Dataset extract:
▶
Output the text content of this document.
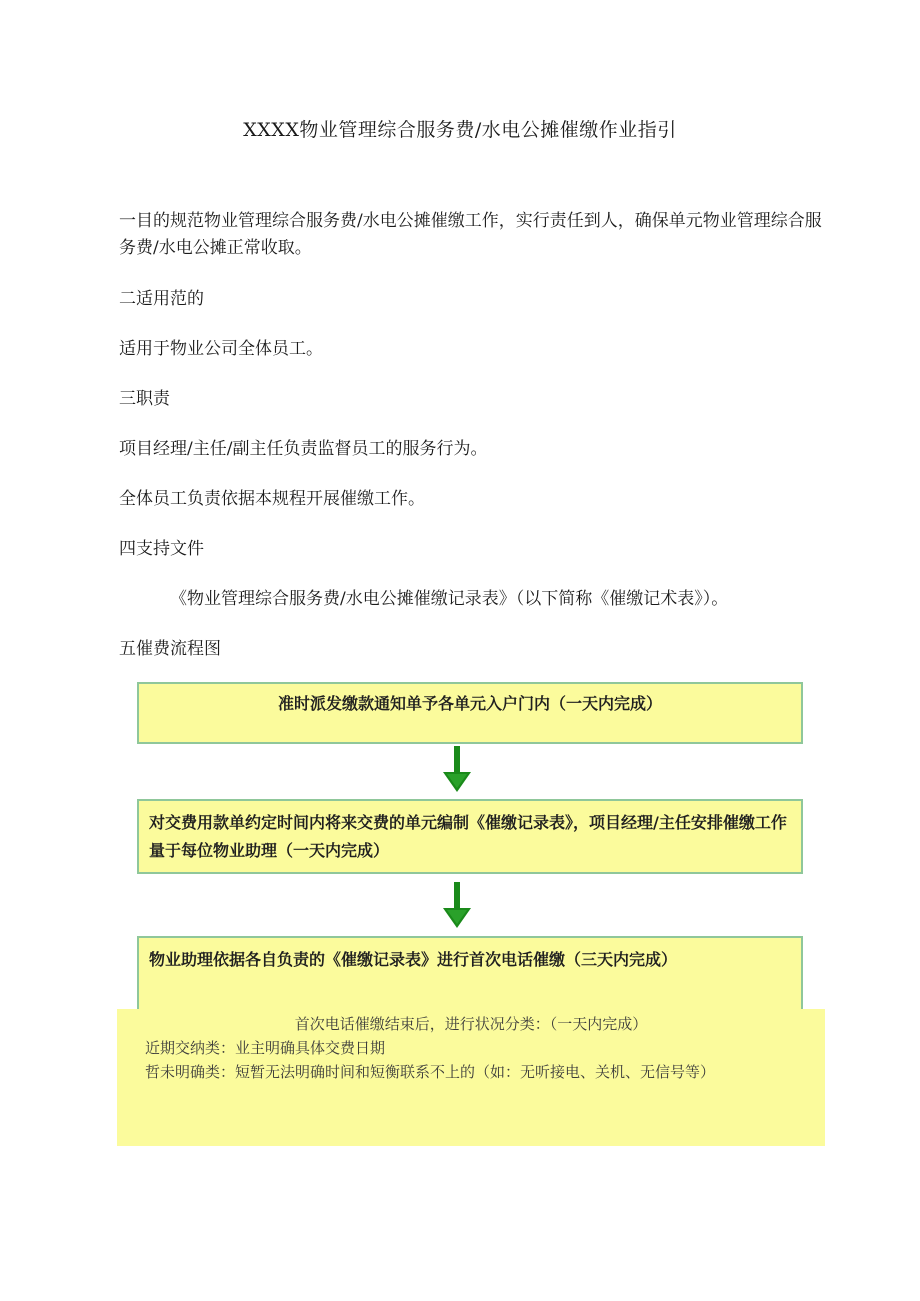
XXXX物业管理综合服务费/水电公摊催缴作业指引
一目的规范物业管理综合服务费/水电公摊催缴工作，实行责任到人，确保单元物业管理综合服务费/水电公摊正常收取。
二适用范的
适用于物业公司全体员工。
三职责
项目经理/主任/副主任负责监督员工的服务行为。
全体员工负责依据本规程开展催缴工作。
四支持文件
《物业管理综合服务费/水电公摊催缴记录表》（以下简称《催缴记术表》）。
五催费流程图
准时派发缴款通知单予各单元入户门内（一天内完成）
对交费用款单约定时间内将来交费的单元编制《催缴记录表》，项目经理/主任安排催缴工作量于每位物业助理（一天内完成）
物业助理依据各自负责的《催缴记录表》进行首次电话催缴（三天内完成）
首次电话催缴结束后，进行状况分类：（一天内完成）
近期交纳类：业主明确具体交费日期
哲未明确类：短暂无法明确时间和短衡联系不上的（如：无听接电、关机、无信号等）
◀
▶
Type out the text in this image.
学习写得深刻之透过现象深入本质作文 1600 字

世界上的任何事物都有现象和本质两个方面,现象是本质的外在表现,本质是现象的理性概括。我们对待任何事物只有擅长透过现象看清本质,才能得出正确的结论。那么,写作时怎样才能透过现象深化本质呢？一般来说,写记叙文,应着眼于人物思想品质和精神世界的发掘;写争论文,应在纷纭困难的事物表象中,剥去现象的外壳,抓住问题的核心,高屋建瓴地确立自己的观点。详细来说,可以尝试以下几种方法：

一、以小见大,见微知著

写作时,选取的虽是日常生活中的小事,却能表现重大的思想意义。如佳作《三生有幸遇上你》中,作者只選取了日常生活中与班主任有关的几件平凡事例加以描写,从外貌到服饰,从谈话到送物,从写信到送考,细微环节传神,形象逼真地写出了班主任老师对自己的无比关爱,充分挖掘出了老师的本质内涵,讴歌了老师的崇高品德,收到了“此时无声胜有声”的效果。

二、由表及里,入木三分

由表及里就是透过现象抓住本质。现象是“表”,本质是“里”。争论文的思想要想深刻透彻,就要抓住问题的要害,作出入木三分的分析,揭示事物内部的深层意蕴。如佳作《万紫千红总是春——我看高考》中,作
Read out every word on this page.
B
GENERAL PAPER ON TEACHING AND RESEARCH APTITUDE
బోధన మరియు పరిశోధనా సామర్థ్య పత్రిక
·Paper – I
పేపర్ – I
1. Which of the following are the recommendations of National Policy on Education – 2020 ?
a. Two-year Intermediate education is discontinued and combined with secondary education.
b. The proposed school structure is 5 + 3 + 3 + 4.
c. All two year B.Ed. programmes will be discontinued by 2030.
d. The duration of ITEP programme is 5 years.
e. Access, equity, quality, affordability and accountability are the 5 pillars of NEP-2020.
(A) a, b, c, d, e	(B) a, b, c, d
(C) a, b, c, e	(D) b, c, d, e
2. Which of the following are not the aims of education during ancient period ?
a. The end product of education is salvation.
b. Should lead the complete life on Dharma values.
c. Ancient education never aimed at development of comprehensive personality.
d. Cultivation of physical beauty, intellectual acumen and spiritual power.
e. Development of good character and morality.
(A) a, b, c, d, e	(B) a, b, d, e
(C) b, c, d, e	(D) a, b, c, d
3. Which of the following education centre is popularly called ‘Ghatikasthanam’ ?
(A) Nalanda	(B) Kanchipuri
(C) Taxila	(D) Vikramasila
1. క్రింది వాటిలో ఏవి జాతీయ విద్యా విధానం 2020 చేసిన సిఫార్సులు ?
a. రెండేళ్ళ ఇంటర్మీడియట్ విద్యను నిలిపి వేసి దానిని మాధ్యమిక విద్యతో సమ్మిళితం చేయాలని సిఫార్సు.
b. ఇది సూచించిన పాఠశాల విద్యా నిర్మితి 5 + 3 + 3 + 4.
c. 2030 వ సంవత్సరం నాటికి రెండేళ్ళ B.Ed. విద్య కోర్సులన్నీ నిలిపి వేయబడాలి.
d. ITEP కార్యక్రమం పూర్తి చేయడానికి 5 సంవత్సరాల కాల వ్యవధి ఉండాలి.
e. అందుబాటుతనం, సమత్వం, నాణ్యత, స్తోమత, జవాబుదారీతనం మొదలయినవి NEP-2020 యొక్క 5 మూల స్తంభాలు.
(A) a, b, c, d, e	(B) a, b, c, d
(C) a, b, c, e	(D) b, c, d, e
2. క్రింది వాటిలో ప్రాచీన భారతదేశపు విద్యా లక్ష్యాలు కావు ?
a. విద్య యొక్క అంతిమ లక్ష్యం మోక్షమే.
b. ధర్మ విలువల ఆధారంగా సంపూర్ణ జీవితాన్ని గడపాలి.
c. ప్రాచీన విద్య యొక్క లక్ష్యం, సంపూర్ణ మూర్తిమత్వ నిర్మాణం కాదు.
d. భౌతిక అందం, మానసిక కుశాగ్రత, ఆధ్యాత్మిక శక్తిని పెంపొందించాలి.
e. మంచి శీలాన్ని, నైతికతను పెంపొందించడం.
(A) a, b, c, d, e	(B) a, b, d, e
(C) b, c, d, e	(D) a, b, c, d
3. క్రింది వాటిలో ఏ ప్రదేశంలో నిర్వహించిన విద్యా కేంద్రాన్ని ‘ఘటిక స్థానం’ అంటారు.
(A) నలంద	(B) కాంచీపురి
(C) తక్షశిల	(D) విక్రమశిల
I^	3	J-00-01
◀
▶
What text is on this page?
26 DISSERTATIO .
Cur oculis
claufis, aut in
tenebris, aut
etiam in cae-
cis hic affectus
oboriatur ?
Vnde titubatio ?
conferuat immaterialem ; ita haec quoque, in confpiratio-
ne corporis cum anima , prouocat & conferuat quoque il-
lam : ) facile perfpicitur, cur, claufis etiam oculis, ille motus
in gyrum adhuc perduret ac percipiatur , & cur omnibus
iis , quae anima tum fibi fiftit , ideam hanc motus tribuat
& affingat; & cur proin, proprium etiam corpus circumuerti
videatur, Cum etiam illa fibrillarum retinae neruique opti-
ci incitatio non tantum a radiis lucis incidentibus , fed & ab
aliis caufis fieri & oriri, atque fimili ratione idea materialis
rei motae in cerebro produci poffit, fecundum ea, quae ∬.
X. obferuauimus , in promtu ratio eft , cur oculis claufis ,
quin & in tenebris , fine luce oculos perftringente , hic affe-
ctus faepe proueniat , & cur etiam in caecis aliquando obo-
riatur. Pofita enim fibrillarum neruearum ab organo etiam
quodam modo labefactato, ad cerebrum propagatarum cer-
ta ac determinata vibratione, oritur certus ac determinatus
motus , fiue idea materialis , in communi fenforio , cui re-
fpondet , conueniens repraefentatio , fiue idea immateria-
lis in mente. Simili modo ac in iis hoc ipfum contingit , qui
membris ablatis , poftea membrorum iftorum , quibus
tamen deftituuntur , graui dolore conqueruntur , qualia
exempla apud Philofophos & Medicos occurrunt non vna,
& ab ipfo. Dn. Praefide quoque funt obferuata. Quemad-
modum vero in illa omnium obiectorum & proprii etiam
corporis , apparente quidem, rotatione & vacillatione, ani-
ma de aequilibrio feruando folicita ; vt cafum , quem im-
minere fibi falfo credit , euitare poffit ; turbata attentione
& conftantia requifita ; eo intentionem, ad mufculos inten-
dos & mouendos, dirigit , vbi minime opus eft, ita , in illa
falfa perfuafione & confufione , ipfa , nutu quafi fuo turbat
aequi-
◀
What is asked: Using the material above, copy every line in which the string "项目经理" occurs.

Task output:
项目经理/主任/副主任负责监督员工的服务行为。
对交费用款单约定时间内将来交费的单元编制《催缴记录表》，项目经理/主任安排催缴工作量于每位物业助理（一天内完成）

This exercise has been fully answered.